▶ **What is required**: Quote every line below exactly as it reads.

▶ **Dataset records**:
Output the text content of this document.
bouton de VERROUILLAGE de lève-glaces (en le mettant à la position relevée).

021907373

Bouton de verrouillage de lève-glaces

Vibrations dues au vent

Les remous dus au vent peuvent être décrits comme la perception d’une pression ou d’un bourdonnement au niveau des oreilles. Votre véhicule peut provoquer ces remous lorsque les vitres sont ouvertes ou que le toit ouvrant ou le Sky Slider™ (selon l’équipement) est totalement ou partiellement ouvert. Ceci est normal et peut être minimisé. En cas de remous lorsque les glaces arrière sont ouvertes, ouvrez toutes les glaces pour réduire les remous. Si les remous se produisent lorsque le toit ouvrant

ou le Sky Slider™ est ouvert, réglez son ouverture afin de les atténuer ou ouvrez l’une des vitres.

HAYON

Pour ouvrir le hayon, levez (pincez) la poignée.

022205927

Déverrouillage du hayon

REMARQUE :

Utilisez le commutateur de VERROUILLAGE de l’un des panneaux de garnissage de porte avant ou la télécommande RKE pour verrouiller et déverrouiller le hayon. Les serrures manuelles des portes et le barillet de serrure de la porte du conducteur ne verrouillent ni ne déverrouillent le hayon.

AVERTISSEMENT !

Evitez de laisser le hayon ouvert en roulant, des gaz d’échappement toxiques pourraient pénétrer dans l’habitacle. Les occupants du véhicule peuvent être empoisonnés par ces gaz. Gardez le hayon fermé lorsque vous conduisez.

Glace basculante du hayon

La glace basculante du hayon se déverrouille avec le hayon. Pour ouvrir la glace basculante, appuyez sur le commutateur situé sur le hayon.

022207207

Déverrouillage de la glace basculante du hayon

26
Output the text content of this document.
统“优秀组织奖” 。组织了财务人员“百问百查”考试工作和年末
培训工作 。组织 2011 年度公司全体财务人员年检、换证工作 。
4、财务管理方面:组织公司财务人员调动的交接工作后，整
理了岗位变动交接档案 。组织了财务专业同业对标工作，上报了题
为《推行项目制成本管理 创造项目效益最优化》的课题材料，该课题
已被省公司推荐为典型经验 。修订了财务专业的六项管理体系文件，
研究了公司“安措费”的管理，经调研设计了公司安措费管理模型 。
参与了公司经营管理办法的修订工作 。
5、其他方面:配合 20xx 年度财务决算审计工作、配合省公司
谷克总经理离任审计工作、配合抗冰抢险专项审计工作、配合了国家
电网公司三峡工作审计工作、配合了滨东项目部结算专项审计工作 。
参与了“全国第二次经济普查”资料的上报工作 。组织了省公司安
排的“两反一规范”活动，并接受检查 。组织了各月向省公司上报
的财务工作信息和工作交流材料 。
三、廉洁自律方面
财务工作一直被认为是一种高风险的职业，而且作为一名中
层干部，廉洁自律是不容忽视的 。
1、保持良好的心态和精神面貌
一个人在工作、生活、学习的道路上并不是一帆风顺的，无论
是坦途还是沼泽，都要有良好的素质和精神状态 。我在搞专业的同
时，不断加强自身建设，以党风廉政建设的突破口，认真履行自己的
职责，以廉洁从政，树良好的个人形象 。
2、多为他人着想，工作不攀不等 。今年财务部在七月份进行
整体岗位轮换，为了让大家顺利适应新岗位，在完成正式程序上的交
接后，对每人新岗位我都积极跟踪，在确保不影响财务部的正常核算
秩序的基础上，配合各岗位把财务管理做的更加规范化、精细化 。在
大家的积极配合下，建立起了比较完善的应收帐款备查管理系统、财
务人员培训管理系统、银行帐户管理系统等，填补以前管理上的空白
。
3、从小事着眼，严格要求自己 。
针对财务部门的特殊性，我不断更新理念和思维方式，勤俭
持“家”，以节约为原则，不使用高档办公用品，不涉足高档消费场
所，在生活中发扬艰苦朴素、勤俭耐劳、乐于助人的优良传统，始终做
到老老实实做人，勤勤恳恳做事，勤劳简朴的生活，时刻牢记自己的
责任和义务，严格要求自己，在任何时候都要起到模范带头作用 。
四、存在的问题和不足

▶ **Task solution**:
Output the text content of this document.
bouton de VERROUILLAGE de lève-glaces (en le mettant à la position relevée).

021907373

Bouton de verrouillage de lève-glaces

Vibrations dues au vent

Les remous dus au vent peuvent être décrits comme la perception d’une pression ou d’un bourdonnement au niveau des oreilles. Votre véhicule peut provoquer ces remous lorsque les vitres sont ouvertes ou que le toit ouvrant ou le Sky Slider™ (selon l’équipement) est totalement ou partiellement ouvert. Ceci est normal et peut être minimisé. En cas de remous lorsque les glaces arrière sont ouvertes, ouvrez toutes les glaces pour réduire les remous. Si les remous se produisent lorsque le toit ouvrant

ou le Sky Slider™ est ouvert, réglez son ouverture afin de les atténuer ou ouvrez l’une des vitres.

HAYON

Pour ouvrir le hayon, levez (pincez) la poignée.

022205927

Déverrouillage du hayon

REMARQUE :

Utilisez le commutateur de VERROUILLAGE de l’un des panneaux de garnissage de porte avant ou la télécommande RKE pour verrouiller et déverrouiller le hayon. Les serrures manuelles des portes et le barillet de serrure de la porte du conducteur ne verrouillent ni ne déverrouillent le hayon.

AVERTISSEMENT !

Evitez de laisser le hayon ouvert en roulant, des gaz d’échappement toxiques pourraient pénétrer dans l’habitacle. Les occupants du véhicule peuvent être empoisonnés par ces gaz. Gardez le hayon fermé lorsque vous conduisez.

Glace basculante du hayon

La glace basculante du hayon se déverrouille avec le hayon. Pour ouvrir la glace basculante, appuyez sur le commutateur situé sur le hayon.

022207207

Déverrouillage de la glace basculante du hayon

26
Output the text content of this document.
统“优秀组织奖” 。组织了财务人员“百问百查”考试工作和年末
培训工作 。组织 2011 年度公司全体财务人员年检、换证工作 。
4、财务管理方面:组织公司财务人员调动的交接工作后，整
理了岗位变动交接档案 。组织了财务专业同业对标工作，上报了题
为《推行项目制成本管理 创造项目效益最优化》的课题材料，该课题
已被省公司推荐为典型经验 。修订了财务专业的六项管理体系文件，
研究了公司“安措费”的管理，经调研设计了公司安措费管理模型 。
参与了公司经营管理办法的修订工作 。
5、其他方面:配合 20xx 年度财务决算审计工作、配合省公司
谷克总经理离任审计工作、配合抗冰抢险专项审计工作、配合了国家
电网公司三峡工作审计工作、配合了滨东项目部结算专项审计工作 。
参与了“全国第二次经济普查”资料的上报工作 。组织了省公司安
排的“两反一规范”活动，并接受检查 。组织了各月向省公司上报
的财务工作信息和工作交流材料 。
三、廉洁自律方面
财务工作一直被认为是一种高风险的职业，而且作为一名中
层干部，廉洁自律是不容忽视的 。
1、保持良好的心态和精神面貌
一个人在工作、生活、学习的道路上并不是一帆风顺的，无论
是坦途还是沼泽，都要有良好的素质和精神状态 。我在搞专业的同
时，不断加强自身建设，以党风廉政建设的突破口，认真履行自己的
职责，以廉洁从政，树良好的个人形象 。
2、多为他人着想，工作不攀不等 。今年财务部在七月份进行
整体岗位轮换，为了让大家顺利适应新岗位，在完成正式程序上的交
接后，对每人新岗位我都积极跟踪，在确保不影响财务部的正常核算
秩序的基础上，配合各岗位把财务管理做的更加规范化、精细化 。在
大家的积极配合下，建立起了比较完善的应收帐款备查管理系统、财
务人员培训管理系统、银行帐户管理系统等，填补以前管理上的空白
。
3、从小事着眼，严格要求自己 。
针对财务部门的特殊性，我不断更新理念和思维方式，勤俭
持“家”，以节约为原则，不使用高档办公用品，不涉足高档消费场
所，在生活中发扬艰苦朴素、勤俭耐劳、乐于助人的优良传统，始终做
到老老实实做人，勤勤恳恳做事，勤劳简朴的生活，时刻牢记自己的
责任和义务，严格要求自己，在任何时候都要起到模范带头作用 。
四、存在的问题和不足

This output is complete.